▶ [Your assignment] Reproduce the passage of the forward-looking statements musing starting at "All this is" and ending at "statement I read.", swapping "grammar lesson" for "vocabulary lesson".

▶ [Page excerpt]
[Start of section]

Musing on forward looking statements

Another part of annual reports which nobody ever reads is the ‘Cautionary Statement Regarding Forward-Looking Statements’.  So I decided to read a few [1] and see what I could find to muse about.

The law apparently requires companies to make these cautionary statements, but there is no consensus on which law applies. The wisest don’t put any reference to the source, they just make the statement.  A few try to be as complete as possible like this:

“… within the meaning of Section 27A of the Securities Act of 1933, as amended, Section 21E of the Securities Exchange Act of 1934, as amended (the “Exchange Act”), and the United States Private Securities Litigation Reform Act of 1995, as amended.”

I found only one other that mentions these two sections 27A and 21E of, what they call, the ‘Exchange Act’ but without dates. They say nothing of the 1995 Reform Act above. But I found one with this act only and no reference to any other. So no consensus.

All this is very confusing for the few people like me that read these statements? But why is it important?

Many of the cautionary statements give us an English grammar lesson, listing forward looking words. Here is the shortest one I found with only four words:

“The words “believe,” “expect,” “anticipate,” “project” and similar expressions and uses of future or conditional verbs, generally identify “forward looking statements”.”

I found one that listed 23 words, as if readers didn’t know simple English and needed reminders. And the two words: ‘believe’ and ‘expect’ won the competition of the most favourite words included in every cautionary statement I read.

[End of section]

▶ [Data section]
[Start of section]

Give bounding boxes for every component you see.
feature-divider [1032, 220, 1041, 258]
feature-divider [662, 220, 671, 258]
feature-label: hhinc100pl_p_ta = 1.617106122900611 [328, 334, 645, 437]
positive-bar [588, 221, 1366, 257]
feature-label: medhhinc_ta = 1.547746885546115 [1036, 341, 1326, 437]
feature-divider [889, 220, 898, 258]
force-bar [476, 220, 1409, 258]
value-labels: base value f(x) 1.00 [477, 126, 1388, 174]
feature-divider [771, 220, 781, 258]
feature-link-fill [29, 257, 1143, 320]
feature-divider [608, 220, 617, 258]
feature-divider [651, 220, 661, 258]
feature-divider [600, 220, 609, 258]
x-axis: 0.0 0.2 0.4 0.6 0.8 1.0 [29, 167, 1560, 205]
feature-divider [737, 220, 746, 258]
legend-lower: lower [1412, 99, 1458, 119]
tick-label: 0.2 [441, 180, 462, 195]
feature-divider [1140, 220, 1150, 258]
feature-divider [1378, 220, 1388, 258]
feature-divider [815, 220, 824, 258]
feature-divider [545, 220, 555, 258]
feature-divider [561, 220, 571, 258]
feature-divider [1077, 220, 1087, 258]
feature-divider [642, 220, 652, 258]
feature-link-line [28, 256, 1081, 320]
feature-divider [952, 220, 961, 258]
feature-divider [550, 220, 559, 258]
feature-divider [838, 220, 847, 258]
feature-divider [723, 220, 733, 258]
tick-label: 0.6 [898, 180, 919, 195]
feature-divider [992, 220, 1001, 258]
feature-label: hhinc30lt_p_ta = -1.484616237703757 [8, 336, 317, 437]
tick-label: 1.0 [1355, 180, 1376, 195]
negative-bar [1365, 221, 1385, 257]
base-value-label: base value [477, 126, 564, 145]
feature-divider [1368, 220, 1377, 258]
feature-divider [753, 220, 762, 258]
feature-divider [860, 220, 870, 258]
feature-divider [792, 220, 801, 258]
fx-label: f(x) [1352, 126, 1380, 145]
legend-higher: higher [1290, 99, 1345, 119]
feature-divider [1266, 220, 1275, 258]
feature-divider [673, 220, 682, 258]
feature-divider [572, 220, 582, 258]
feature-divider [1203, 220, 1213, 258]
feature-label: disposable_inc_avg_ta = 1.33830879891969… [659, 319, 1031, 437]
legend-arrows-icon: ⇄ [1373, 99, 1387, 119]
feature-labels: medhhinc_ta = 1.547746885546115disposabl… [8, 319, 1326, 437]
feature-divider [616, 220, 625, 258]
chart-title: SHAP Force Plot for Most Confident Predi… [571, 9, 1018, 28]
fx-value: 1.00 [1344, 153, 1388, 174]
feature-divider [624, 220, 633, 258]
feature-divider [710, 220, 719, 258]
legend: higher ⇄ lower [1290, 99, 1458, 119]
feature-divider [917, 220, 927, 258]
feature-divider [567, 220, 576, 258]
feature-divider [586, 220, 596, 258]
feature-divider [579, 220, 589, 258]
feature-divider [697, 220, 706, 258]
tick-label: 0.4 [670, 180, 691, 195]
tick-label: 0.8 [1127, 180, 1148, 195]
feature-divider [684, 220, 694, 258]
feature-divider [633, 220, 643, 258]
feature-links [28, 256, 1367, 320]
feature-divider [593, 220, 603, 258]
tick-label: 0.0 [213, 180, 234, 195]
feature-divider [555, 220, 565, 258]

[End of section]

▶ [Written reply]
All this is very confusing for the few people like me that read these statements? But why is it important?

Many of the cautionary statements give us an English vocabulary lesson, listing forward looking words. Here is the shortest one I found with only four words:

“The words “believe,” “expect,” “anticipate,” “project” and similar expressions and uses of future or conditional verbs, generally identify “forward looking statements”.”

I found one that listed 23 words, as if readers didn’t know simple English and needed reminders. And the two words: ‘believe’ and ‘expect’ won the competition of the most favourite words included in every cautionary statement I read.